SHORT PROBLEM ->
Review the lines that follow and copy each one that contains the word "https".

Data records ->
--

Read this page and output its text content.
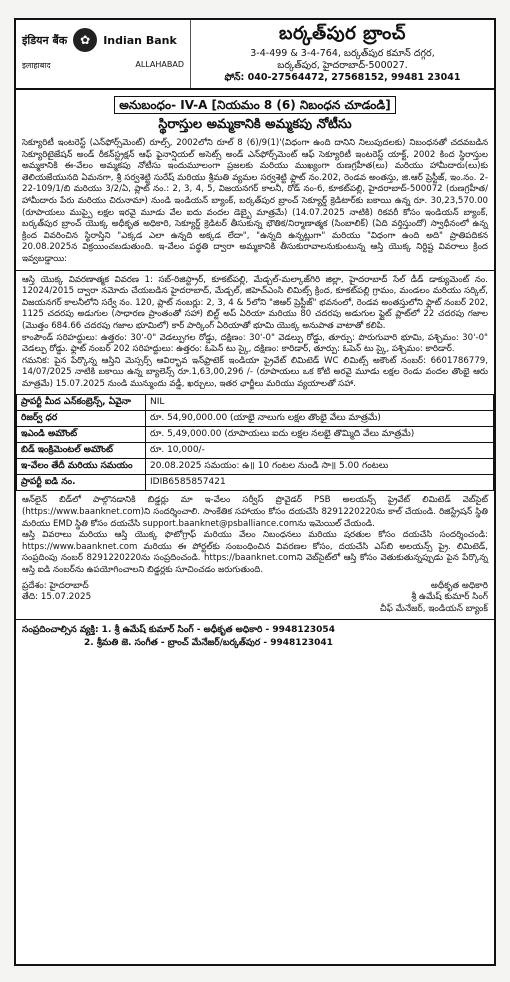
इंडियन बैंक	✿	Indian Bank
इलाहाबाद	ALLAHABAD
బర్కత్‌పుర బ్రాంచ్
3-4-499 & 3-4-764, బర్కత్‌పుర కమాన్ దగ్గర,
బర్కత్‌పుర, హైదరాబాద్-500027.
ఫోన్: 040-27564472, 27568152, 99481 23041
అనుబంధం- IV-A [నియమం 8 (6) నిబంధన చూడండి]
స్థిరాస్తుల అమ్మకానికి అమ్మకపు నోటీసు
సెక్యూరిటీ ఇంటరెస్ట్ (ఎన్‌ఫోర్స్‌మెంట్) రూల్స్, 2002లోని రూల్ 8 (6)/9(1)'(విధంగా ఉంది దానిని నిలుపుదలకు) నిబంధనతో చదవబడిన సెక్యూరిటైజేషన్ అండ్ రీకన్‌స్ట్రక్షన్ ఆఫ్ ఫైనాన్షియల్ అసెట్స్ అండ్ ఎన్‌ఫోర్స్‌మెంట్ ఆఫ్ సెక్యూరిటీ ఇంటరెస్ట్ యాక్ట్, 2002 కింద స్థిరాస్తుల అమ్మకానికి ఈ-వేలం అమ్మకపు నోటీసు ఇందుమూలంగా ప్రజలకు మరియు ముఖ్యంగా రుణగ్రహీత(లు) మరియు హామీదారు(లు)కు తెలియజేయునది ఏమనగా, శ్రీ సర్వశెట్టి సురేష్ మరియు శ్రీమతి వ్యమల సర్వశెట్టి ఫ్లాట్ నం.202, రెండవ అంతస్తు, జి.ఆర్ ప్రెస్టీజ్, ఇం.నం. 2-22-109/1/బి మరియు 3/2/ఏ, ప్లాట్ నం.: 2, 3, 4, 5, విజయనగర్ కాలనీ, రోడ్ నం-6, కూకట్‌పల్లి, హైదరాబాద్-500072 (రుణగ్రహీత/హామీదారు పేరు మరియు చిరునామా) నుండి ఇండియన్ బ్యాంక్, బర్కత్‌పుర బ్రాంచ్ సెక్యూర్డ్ క్రెడిటార్‌కు బకాయి ఉన్న రూ. 30,23,570.00 (రూపాయలు ముప్పై లక్షల ఇరవై మూడు వేల ఐదు వందల డెబ్బై మాత్రమే) (14.07.2025 నాటికి) రికవరీ కోసం ఇండియన్ బ్యాంక్, బర్కత్‌పుర బ్రాంచ్ యొక్క అధీకృత అధికారి, సెక్యూర్డ్ క్రెడిటర్ తీసుకున్న భౌతిక/నిర్మాణాత్మక (సింబాలిక్) (ఏది వర్తిస్తుందో) స్వాధీనంలో ఉన్న క్రింద వివరించిన స్థిరాస్తిని "ఎక్కడ ఎలా ఉన్నది అక్కడ లేదా", "ఉన్నది ఉన్నట్లుగా" మరియు "విధంగా ఉంది అది" ప్రాతిపదికన 20.08.2025న విక్రయించబడుతుంది. ఇ-వేలం పద్ధతి ద్వారా అమ్మకానికి తీసుకురావాలనుకుంటున్న ఆస్తి యొక్క నిర్దిష్ట వివరాలు క్రింద ఇవ్వబడ్డాయి:
ఆస్తి యొక్క వివరణాత్మక వివరణ 1: సబ్-రిజిస్ట్రార్, కూకట్‌పల్లి, మేడ్చల్-మల్కాజ్‌గిరి జిల్లా, హైదరాబాద్ సేల్ డీడ్ డాక్యుమెంట్ నం. 12024/2015 ద్వారా నమోదు చేయబడిన హైదరాబాద్, మేడ్చల్, జిహెచ్‌ఎంసి లిమిట్స్ క్రింద, కూకట్‌పల్లి గ్రామం, మండలం మరియు సర్కిల్, విజయనగర్ కాలనీలోని సర్వే నం. 120, ప్లాట్ నంబర్లు: 2, 3, 4 & 5లోని "జిఆర్ ప్రెస్టీజ్" భవనంలో, రెండవ అంతస్తులోని ఫ్లాట్ నంబర్ 202, 1125 చదరపు అడుగుల (సాధారణ ప్రాంతంతో సహా) బిల్ట్ అప్ ఏరియా మరియు 80 చదరపు అడుగుల ఫ్లైట్ ప్లాట్‌లో 22 చదరపు గజాల (మొత్తం 684.66 చదరపు గజాల భూమిలో) కార్ పార్కింగ్ ఏరియాతో భూమి యొక్క అనుపాత వాటాతో కలిపి.
కాంపౌండ్ సరిహద్దులు: ఉత్తరం: 30'-0" వెడల్పుగల రోడ్డు, దక్షిణం: 30'-0" వెడల్పు రోడ్డు, తూర్పు: పొరుగువారి భూమి, పశ్చిమం: 30'-0" వెడల్పు రోడ్డు. ఫ్లాట్ నంబర్ 202 సరిహద్దులు: ఉత్తరం: ఓపెన్ టు స్కై, దక్షిణం: కారిడార్, తూర్పు: ఓపెన్ టు స్కై, పశ్చిమం: కారిడార్.
గమనిక: పైన పేర్కొన్న ఆస్తిని మెస్సర్స్ ఆవిర్భావ ఇన్‌ఫ్రాటెక్ ఇండియా ప్రైవేట్ లిమిటెడ్ WC లిమిట్స్ అకౌంట్ నంబర్: 6601786779, 14/07/2025 నాటికి బకాయి ఉన్న బ్యాలెన్స్ రూ.1,63,00,296 /- (రూపాయలు ఒక కోటి అరవై మూడు లక్షల రెండు వందల తొంభై ఆరు మాత్రమే) 15.07.2025 నుండి మున్ముందు వడ్డీ, ఖర్చులు, ఇతర ఛార్జీలు మరియు వ్యయాలతో సహా.
ప్రాపర్టీ మీద ఎన్‌కంబ్రెన్స్, ఏవైనా	NIL
రిజర్వ్ ధర	రూ. 54,90,000.00 (యాభై నాలుగు లక్షల తొంభై వేలు మాత్రమే)
ఇఎండి అమౌంట్	రూ. 5,49,000.00 (రూపాయలు ఐదు లక్షల నలభై తొమ్మిది వేలు మాత్రమే)
బిడ్ ఇంక్రిమెంటల్ అమౌంట్	రూ. 10,000/-
ఇ-వేలం తేదీ మరియు సమయం	20.08.2025 సమయం: ఉ॥ 10 గంటల నుండి సా॥ 5.00 గంటలు
ప్రాపర్టీ ఐడి నం.	IDIB6585857421
ఆన్‌లైన్ బిడ్‌లో పాల్గొనడానికి బిడ్డర్లు మా ఇ-వేలం సర్వీస్ ప్రొవైడర్ PSB అలయన్స్ ప్రైవేట్ లిమిటెడ్ వెబ్‌సైట్ (https://www.baanknet.com)ని సందర్శించాలి. సాంకేతిక సహాయం కోసం దయచేసి 8291220220ను కాల్ చేయండి. రిజిస్ట్రేషన్ స్థితి మరియు EMD స్థితి కోసం దయచేసి support.baanknet@psballiance.comను ఇమెయిల్ చేయండి.
ఆస్తి వివరాలు మరియు ఆస్తి యొక్క ఫొటోగ్రాఫ్ మరియు వేలం నిబంధనలు మరియు షరతుల కోసం దయచేసి సందర్శించండి: https://www.baanknet.com మరియు ఈ పోర్టల్‌కు సంబంధించిన వివరణల కోసం, దయచేసి ఎస్‌బి అలయన్స్ ప్రై. లిమిటెడ్, సంప్రదింపు నంబర్ 8291220220ను సంప్రదించండి. https://baanknet.comని వెబ్‌సైట్‌లో ఆస్తి కోసం వెతుకుతున్నప్పుడు పైన పేర్కొన్న ఆస్తి ఐడి నంబర్‌ను ఉపయోగించాలని బిడ్డర్లకు సూచించడం జరుగుతుంది.
ప్రదేశం: హైదరాబాద్
తేది: 15.07.2025
అధీకృత అధికారి
శ్రీ ఉమేష్ కుమార్ సింగ్
చీఫ్ మేనేజర్, ఇండియన్ బ్యాంక్
సంప్రదించాల్సిన వ్యక్తి: 1. శ్రీ ఉమేష్ కుమార్ సింగ్ - అధీకృత అధికారి - 9948123054
2. శ్రీమతి జె. సంగీత - బ్రాంచ్ మేనేజర్/బర్కత్‌పుర - 9948123041
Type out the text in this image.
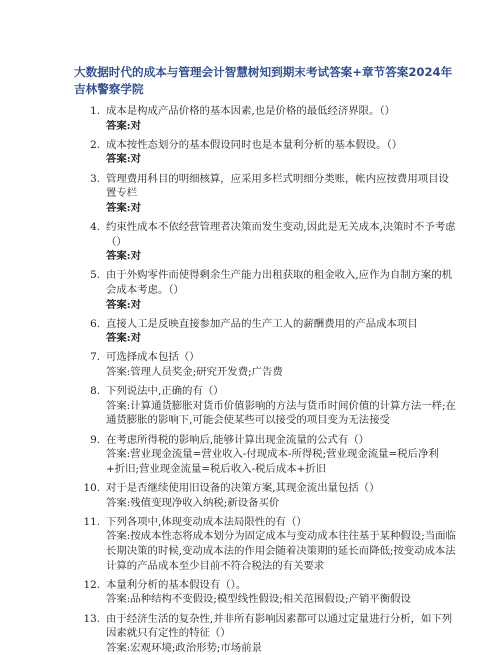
大数据时代的成本与管理会计智慧树知到期末考试答案+章节答案2024年吉林警察学院
1. 成本是构成产品价格的基本因素,也是价格的最低经济界限。（）
答案:对
2. 成本按性态划分的基本假设同时也是本量利分析的基本假设。（）
答案:对
3. 管理费用科目的明细核算，应采用多栏式明细分类账，帐内应按费用项目设置专栏
答案:对
4. 约束性成本不依经营管理者决策而发生变动,因此是无关成本,决策时不予考虑（）
答案:对
5. 由于外购零件而使得剩余生产能力出租获取的租金收入,应作为自制方案的机会成本考虑。（）
答案:对
6. 直接人工是反映直接参加产品的生产工人的薪酬费用的产品成本项目
答案:对
7. 可选择成本包括（）
答案:管理人员奖金;研究开发费;广告费
8. 下列说法中,正确的有（）
答案:计算通货膨胀对货币价值影响的方法与货币时间价值的计算方法一样;在通货膨胀的影响下,可能会使某些可以接受的项目变为无法接受
9. 在考虑所得税的影响后,能够计算出现金流量的公式有（）
答案:营业现金流量=营业收入-付现成本-所得税;营业现金流量=税后净利+折旧;营业现金流量=税后收入-税后成本+折旧
10. 对于是否继续使用旧设备的决策方案,其现金流出量包括（）
答案:残值变现净收入纳税;新设备买价
11. 下列各项中,体现变动成本法局限性的有（）
答案:按成本性态将成本划分为固定成本与变动成本往往基于某种假设;当面临长期决策的时候,变动成本法的作用会随着决策期的延长而降低;按变动成本法计算的产品成本至少目前不符合税法的有关要求
12. 本量利分析的基本假设有（）。
答案:品种结构不变假设;模型线性假设;相关范围假设;产销平衡假设
13. 由于经济生活的复杂性,并非所有影响因素都可以通过定量进行分析，如下列因素就只有定性的特征（）
答案:宏观环境;政治形势;市场前景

--

THE RESULT ->
ఆన్‌లైన్ బిడ్‌లో పాల్గొనడానికి బిడ్డర్లు మా ఇ-వేలం సర్వీస్ ప్రొవైడర్ PSB అలయన్స్ ప్రైవేట్ లిమిటెడ్ వెబ్‌సైట్ (https://www.baanknet.com)ని సందర్శించాలి. సాంకేతిక సహాయం కోసం దయచేసి 8291220220ను కాల్ చేయండి. రిజిస్ట్రేషన్ స్థితి మరియు EMD స్థితి కోసం దయచేసి support.baanknet@psballiance.comను ఇమెయిల్ చేయండి.
ఆస్తి వివరాలు మరియు ఆస్తి యొక్క ఫొటోగ్రాఫ్ మరియు వేలం నిబంధనలు మరియు షరతుల కోసం దయచేసి సందర్శించండి: https://www.baanknet.com మరియు ఈ పోర్టల్‌కు సంబంధించిన వివరణల కోసం, దయచేసి ఎస్‌బి అలయన్స్ ప్రై. లిమిటెడ్, సంప్రదింపు నంబర్ 8291220220ను సంప్రదించండి. https://baanknet.comని వెబ్‌సైట్‌లో ఆస్తి కోసం వెతుకుతున్నప్పుడు పైన పేర్కొన్న ఆస్తి ఐడి నంబర్‌ను ఉపయోగించాలని బిడ్డర్లకు సూచించడం జరుగుతుంది.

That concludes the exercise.